◆ **WHAT IS BEING ASKED**: Copy out each line containing "Wolf" from the entries below.

◆ **EXERCISE MATERIAL**:
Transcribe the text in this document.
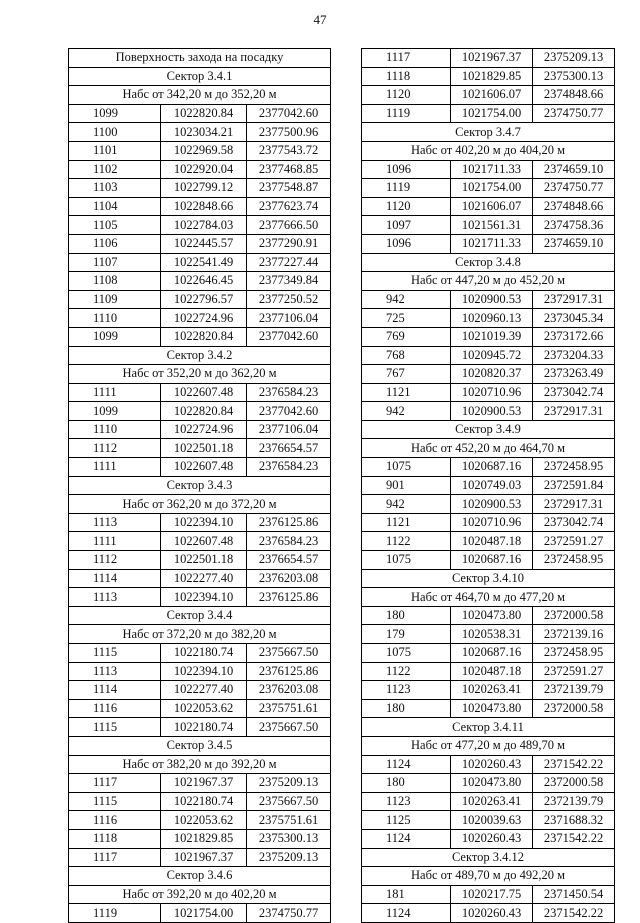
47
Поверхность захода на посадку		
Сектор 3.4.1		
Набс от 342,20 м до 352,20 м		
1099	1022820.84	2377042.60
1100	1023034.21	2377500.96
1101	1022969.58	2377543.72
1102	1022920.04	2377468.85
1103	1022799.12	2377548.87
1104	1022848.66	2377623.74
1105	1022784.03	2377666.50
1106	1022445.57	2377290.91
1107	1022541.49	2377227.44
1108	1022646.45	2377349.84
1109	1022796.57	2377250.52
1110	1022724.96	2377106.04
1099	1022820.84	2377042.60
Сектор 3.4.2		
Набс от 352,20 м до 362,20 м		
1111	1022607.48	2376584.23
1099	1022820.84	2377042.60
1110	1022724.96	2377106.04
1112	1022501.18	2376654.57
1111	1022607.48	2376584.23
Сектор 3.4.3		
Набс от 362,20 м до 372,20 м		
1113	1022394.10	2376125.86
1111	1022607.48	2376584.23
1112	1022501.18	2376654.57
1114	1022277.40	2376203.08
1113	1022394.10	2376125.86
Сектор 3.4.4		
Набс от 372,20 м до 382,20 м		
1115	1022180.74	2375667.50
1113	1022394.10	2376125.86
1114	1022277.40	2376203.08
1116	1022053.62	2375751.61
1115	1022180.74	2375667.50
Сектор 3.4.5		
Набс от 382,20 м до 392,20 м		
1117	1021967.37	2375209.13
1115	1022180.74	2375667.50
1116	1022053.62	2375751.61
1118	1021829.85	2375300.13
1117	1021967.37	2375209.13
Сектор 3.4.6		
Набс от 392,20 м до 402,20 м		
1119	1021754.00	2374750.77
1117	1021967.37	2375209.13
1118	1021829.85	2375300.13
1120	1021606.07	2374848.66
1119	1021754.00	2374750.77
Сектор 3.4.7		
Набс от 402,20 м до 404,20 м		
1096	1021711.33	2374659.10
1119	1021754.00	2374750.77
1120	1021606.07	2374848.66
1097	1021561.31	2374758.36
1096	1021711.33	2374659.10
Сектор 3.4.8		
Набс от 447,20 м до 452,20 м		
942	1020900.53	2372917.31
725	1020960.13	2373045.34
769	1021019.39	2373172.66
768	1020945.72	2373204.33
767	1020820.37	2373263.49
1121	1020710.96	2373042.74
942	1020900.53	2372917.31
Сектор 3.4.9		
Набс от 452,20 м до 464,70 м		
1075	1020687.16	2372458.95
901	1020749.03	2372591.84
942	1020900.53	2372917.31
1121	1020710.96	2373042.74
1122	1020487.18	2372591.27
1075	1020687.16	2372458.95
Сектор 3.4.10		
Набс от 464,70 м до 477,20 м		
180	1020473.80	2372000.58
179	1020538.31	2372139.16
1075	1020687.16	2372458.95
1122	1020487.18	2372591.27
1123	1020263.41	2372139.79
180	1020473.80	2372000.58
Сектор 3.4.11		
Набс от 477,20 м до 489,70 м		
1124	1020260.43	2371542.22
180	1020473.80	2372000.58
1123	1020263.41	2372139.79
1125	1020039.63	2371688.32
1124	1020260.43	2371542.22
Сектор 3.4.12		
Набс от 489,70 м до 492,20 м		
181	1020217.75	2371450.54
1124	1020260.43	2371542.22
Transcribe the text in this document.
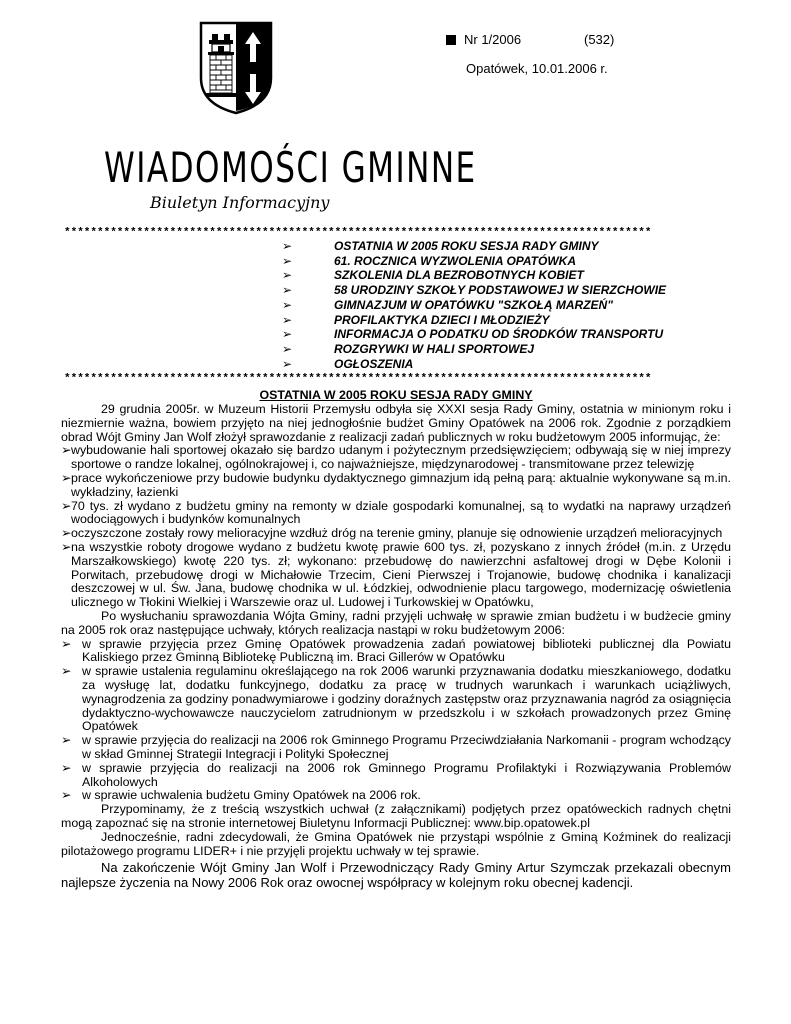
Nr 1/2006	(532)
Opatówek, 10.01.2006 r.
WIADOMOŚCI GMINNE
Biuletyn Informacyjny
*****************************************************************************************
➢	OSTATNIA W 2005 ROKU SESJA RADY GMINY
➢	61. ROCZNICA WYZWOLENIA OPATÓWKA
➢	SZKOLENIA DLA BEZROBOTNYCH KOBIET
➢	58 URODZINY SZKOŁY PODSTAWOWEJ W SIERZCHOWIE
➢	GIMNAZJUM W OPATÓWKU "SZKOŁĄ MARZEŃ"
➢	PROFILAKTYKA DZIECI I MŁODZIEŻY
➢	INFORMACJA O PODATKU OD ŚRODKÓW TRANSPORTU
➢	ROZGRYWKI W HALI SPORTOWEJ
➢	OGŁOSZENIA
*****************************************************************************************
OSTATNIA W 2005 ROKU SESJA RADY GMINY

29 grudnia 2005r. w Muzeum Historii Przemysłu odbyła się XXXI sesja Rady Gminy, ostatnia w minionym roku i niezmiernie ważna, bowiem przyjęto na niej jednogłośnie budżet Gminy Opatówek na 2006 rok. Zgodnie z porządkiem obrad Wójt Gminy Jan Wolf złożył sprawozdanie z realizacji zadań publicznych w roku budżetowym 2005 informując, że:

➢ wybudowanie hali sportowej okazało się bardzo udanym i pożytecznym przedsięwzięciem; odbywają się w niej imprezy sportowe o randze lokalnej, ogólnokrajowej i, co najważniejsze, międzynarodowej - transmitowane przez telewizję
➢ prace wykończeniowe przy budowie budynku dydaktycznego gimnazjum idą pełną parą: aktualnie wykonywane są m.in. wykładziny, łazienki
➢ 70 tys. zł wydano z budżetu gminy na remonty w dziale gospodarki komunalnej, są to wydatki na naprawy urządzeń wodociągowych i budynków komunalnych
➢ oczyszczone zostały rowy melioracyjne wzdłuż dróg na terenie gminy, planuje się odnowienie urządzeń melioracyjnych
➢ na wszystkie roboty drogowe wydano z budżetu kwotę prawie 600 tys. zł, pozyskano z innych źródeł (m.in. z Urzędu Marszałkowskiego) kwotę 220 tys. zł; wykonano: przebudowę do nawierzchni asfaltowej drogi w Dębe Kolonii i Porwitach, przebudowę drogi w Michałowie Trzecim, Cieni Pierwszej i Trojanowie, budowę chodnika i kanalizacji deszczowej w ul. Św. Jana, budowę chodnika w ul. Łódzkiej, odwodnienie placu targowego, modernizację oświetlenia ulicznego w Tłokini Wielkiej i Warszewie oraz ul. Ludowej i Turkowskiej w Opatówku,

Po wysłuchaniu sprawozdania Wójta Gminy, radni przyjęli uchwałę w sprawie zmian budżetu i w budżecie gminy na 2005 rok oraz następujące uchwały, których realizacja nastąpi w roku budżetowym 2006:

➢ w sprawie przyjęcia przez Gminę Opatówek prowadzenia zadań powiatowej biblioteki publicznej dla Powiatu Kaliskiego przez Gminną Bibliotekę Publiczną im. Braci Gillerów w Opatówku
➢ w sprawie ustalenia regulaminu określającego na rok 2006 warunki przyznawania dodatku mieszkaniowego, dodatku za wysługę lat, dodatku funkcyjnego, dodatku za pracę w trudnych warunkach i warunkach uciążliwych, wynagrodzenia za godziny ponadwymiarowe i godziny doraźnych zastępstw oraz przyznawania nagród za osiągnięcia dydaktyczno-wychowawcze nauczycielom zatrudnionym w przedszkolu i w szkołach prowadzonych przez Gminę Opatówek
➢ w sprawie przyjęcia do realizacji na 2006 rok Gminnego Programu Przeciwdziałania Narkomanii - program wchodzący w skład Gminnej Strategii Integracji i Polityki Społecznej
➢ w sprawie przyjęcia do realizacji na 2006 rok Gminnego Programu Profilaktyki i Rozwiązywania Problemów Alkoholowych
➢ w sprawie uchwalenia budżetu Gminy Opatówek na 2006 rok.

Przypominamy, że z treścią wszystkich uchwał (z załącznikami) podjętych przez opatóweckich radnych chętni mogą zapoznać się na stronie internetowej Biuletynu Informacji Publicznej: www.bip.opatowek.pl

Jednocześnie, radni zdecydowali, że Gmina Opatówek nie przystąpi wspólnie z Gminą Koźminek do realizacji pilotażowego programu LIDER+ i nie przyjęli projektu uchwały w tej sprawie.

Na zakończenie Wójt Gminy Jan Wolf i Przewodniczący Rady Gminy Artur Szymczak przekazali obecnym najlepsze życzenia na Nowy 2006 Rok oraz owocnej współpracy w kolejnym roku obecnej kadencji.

◆ **COMPLETE RESPONSE**:
29 grudnia 2005r. w Muzeum Historii Przemysłu odbyła się XXXI sesja Rady Gminy, ostatnia w minionym roku i niezmiernie ważna, bowiem przyjęto na niej jednogłośnie budżet Gminy Opatówek na 2006 rok. Zgodnie z porządkiem obrad Wójt Gminy Jan Wolf złożył sprawozdanie z realizacji zadań publicznych w roku budżetowym 2005 informując, że:
Na zakończenie Wójt Gminy Jan Wolf i Przewodniczący Rady Gminy Artur Szymczak przekazali obecnym najlepsze życzenia na Nowy 2006 Rok oraz owocnej współpracy w kolejnym roku obecnej kadencji.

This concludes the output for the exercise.